Task to complete ::
Can you give all the records again without altering a single character?

Data supplied ::
★ ★ ★ ★ ★
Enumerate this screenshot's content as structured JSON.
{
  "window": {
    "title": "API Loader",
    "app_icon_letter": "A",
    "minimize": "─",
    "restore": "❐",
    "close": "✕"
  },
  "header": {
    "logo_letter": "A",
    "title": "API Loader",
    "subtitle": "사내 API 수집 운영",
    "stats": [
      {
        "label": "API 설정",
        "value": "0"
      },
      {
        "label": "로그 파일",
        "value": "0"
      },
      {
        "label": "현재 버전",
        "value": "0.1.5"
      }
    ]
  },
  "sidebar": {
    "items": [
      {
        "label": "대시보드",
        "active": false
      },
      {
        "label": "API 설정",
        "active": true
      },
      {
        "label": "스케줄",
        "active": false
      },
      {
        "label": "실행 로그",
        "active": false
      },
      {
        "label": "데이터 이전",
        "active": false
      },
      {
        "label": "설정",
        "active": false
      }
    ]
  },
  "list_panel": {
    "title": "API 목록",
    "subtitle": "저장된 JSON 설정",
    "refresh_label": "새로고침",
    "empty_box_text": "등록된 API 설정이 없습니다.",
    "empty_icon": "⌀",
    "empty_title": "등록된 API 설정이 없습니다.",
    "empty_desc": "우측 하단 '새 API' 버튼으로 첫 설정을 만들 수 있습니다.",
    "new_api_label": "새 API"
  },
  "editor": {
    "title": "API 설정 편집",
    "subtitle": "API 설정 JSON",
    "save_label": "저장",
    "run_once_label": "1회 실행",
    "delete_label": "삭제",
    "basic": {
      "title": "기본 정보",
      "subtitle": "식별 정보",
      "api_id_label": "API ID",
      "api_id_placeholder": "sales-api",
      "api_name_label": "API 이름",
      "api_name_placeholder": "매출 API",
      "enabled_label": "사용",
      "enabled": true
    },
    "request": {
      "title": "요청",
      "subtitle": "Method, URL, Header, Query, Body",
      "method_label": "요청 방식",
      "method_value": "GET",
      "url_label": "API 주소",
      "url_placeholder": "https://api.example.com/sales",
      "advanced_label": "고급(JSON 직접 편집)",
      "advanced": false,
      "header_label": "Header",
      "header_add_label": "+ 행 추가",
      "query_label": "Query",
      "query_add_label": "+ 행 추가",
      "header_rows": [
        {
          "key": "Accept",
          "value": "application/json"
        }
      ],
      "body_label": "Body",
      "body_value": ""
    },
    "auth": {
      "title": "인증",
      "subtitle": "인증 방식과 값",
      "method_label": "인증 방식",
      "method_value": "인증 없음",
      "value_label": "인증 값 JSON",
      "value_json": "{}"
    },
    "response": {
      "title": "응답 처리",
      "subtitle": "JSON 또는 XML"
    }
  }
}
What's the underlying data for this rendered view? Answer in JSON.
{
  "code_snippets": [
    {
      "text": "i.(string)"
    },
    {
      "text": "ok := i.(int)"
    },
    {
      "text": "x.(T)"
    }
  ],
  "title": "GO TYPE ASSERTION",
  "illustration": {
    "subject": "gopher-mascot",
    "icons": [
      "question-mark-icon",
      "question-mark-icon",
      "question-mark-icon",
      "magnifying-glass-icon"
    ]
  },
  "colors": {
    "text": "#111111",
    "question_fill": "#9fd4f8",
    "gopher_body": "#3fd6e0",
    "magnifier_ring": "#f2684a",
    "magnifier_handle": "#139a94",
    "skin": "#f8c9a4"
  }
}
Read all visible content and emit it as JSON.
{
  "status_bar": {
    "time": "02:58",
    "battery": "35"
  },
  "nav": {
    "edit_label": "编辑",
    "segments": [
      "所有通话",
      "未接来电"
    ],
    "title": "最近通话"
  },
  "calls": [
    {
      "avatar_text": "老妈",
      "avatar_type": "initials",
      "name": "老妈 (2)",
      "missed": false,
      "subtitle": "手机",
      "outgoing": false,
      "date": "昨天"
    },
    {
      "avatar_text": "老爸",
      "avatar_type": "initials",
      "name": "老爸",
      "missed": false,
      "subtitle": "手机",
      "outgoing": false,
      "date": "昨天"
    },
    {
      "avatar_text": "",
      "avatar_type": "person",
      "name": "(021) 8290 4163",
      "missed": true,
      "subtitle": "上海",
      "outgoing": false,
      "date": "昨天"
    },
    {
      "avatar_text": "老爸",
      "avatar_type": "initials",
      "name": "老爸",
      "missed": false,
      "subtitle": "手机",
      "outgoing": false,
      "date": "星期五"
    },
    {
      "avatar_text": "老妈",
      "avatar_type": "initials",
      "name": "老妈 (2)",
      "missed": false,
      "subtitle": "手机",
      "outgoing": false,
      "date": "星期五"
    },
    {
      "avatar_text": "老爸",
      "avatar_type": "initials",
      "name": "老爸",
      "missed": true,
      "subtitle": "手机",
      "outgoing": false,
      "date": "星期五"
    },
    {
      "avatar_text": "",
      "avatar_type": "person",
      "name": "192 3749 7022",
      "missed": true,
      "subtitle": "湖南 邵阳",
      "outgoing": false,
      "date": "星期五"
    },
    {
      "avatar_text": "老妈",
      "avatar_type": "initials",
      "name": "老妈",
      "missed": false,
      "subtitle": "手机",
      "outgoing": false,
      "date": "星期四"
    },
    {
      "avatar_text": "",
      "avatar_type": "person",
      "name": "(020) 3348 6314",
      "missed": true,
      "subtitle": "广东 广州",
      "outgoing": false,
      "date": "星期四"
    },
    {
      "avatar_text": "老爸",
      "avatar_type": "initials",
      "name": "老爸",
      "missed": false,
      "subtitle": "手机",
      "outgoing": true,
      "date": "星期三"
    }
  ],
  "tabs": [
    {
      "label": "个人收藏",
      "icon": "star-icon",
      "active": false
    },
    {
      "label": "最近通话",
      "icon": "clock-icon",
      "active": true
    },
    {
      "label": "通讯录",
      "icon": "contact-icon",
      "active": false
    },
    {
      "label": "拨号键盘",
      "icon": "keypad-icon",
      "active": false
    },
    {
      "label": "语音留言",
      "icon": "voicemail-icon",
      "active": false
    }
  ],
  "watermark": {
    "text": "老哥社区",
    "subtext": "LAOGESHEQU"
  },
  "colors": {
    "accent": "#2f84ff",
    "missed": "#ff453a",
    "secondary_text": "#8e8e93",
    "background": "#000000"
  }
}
★ ★ ★ ★ ★
Solution to this problem ::
Enumerate this screenshot's content as structured JSON.
{
  "window": {
    "title": "API Loader",
    "app_icon_letter": "A",
    "minimize": "─",
    "restore": "❐",
    "close": "✕"
  },
  "header": {
    "logo_letter": "A",
    "title": "API Loader",
    "subtitle": "사내 API 수집 운영",
    "stats": [
      {
        "label": "API 설정",
        "value": "0"
      },
      {
        "label": "로그 파일",
        "value": "0"
      },
      {
        "label": "현재 버전",
        "value": "0.1.5"
      }
    ]
  },
  "sidebar": {
    "items": [
      {
        "label": "대시보드",
        "active": false
      },
      {
        "label": "API 설정",
        "active": true
      },
      {
        "label": "스케줄",
        "active": false
      },
      {
        "label": "실행 로그",
        "active": false
      },
      {
        "label": "데이터 이전",
        "active": false
      },
      {
        "label": "설정",
        "active": false
      }
    ]
  },
  "list_panel": {
    "title": "API 목록",
    "subtitle": "저장된 JSON 설정",
    "refresh_label": "새로고침",
    "empty_box_text": "등록된 API 설정이 없습니다.",
    "empty_icon": "⌀",
    "empty_title": "등록된 API 설정이 없습니다.",
    "empty_desc": "우측 하단 '새 API' 버튼으로 첫 설정을 만들 수 있습니다.",
    "new_api_label": "새 API"
  },
  "editor": {
    "title": "API 설정 편집",
    "subtitle": "API 설정 JSON",
    "save_label": "저장",
    "run_once_label": "1회 실행",
    "delete_label": "삭제",
    "basic": {
      "title": "기본 정보",
      "subtitle": "식별 정보",
      "api_id_label": "API ID",
      "api_id_placeholder": "sales-api",
      "api_name_label": "API 이름",
      "api_name_placeholder": "매출 API",
      "enabled_label": "사용",
      "enabled": true
    },
    "request": {
      "title": "요청",
      "subtitle": "Method, URL, Header, Query, Body",
      "method_label": "요청 방식",
      "method_value": "GET",
      "url_label": "API 주소",
      "url_placeholder": "https://api.example.com/sales",
      "advanced_label": "고급(JSON 직접 편집)",
      "advanced": false,
      "header_label": "Header",
      "header_add_label": "+ 행 추가",
      "query_label": "Query",
      "query_add_label": "+ 행 추가",
      "header_rows": [
        {
          "key": "Accept",
          "value": "application/json"
        }
      ],
      "body_label": "Body",
      "body_value": ""
    },
    "auth": {
      "title": "인증",
      "subtitle": "인증 방식과 값",
      "method_label": "인증 방식",
      "method_value": "인증 없음",
      "value_label": "인증 값 JSON",
      "value_json": "{}"
    },
    "response": {
      "title": "응답 처리",
      "subtitle": "JSON 또는 XML"
    }
  }
}
What's the underlying data for this rendered view? Answer in JSON.
{
  "code_snippets": [
    {
      "text": "i.(string)"
    },
    {
      "text": "ok := i.(int)"
    },
    {
      "text": "x.(T)"
    }
  ],
  "title": "GO TYPE ASSERTION",
  "illustration": {
    "subject": "gopher-mascot",
    "icons": [
      "question-mark-icon",
      "question-mark-icon",
      "question-mark-icon",
      "magnifying-glass-icon"
    ]
  },
  "colors": {
    "text": "#111111",
    "question_fill": "#9fd4f8",
    "gopher_body": "#3fd6e0",
    "magnifier_ring": "#f2684a",
    "magnifier_handle": "#139a94",
    "skin": "#f8c9a4"
  }
}
Read all visible content and emit it as JSON.
{
  "status_bar": {
    "time": "02:58",
    "battery": "35"
  },
  "nav": {
    "edit_label": "编辑",
    "segments": [
      "所有通话",
      "未接来电"
    ],
    "title": "最近通话"
  },
  "calls": [
    {
      "avatar_text": "老妈",
      "avatar_type": "initials",
      "name": "老妈 (2)",
      "missed": false,
      "subtitle": "手机",
      "outgoing": false,
      "date": "昨天"
    },
    {
      "avatar_text": "老爸",
      "avatar_type": "initials",
      "name": "老爸",
      "missed": false,
      "subtitle": "手机",
      "outgoing": false,
      "date": "昨天"
    },
    {
      "avatar_text": "",
      "avatar_type": "person",
      "name": "(021) 8290 4163",
      "missed": true,
      "subtitle": "上海",
      "outgoing": false,
      "date": "昨天"
    },
    {
      "avatar_text": "老爸",
      "avatar_type": "initials",
      "name": "老爸",
      "missed": false,
      "subtitle": "手机",
      "outgoing": false,
      "date": "星期五"
    },
    {
      "avatar_text": "老妈",
      "avatar_type": "initials",
      "name": "老妈 (2)",
      "missed": false,
      "subtitle": "手机",
      "outgoing": false,
      "date": "星期五"
    },
    {
      "avatar_text": "老爸",
      "avatar_type": "initials",
      "name": "老爸",
      "missed": true,
      "subtitle": "手机",
      "outgoing": false,
      "date": "星期五"
    },
    {
      "avatar_text": "",
      "avatar_type": "person",
      "name": "192 3749 7022",
      "missed": true,
      "subtitle": "湖南 邵阳",
      "outgoing": false,
      "date": "星期五"
    },
    {
      "avatar_text": "老妈",
      "avatar_type": "initials",
      "name": "老妈",
      "missed": false,
      "subtitle": "手机",
      "outgoing": false,
      "date": "星期四"
    },
    {
      "avatar_text": "",
      "avatar_type": "person",
      "name": "(020) 3348 6314",
      "missed": true,
      "subtitle": "广东 广州",
      "outgoing": false,
      "date": "星期四"
    },
    {
      "avatar_text": "老爸",
      "avatar_type": "initials",
      "name": "老爸",
      "missed": false,
      "subtitle": "手机",
      "outgoing": true,
      "date": "星期三"
    }
  ],
  "tabs": [
    {
      "label": "个人收藏",
      "icon": "star-icon",
      "active": false
    },
    {
      "label": "最近通话",
      "icon": "clock-icon",
      "active": true
    },
    {
      "label": "通讯录",
      "icon": "contact-icon",
      "active": false
    },
    {
      "label": "拨号键盘",
      "icon": "keypad-icon",
      "active": false
    },
    {
      "label": "语音留言",
      "icon": "voicemail-icon",
      "active": false
    }
  ],
  "watermark": {
    "text": "老哥社区",
    "subtext": "LAOGESHEQU"
  },
  "colors": {
    "accent": "#2f84ff",
    "missed": "#ff453a",
    "secondary_text": "#8e8e93",
    "background": "#000000"
  }
}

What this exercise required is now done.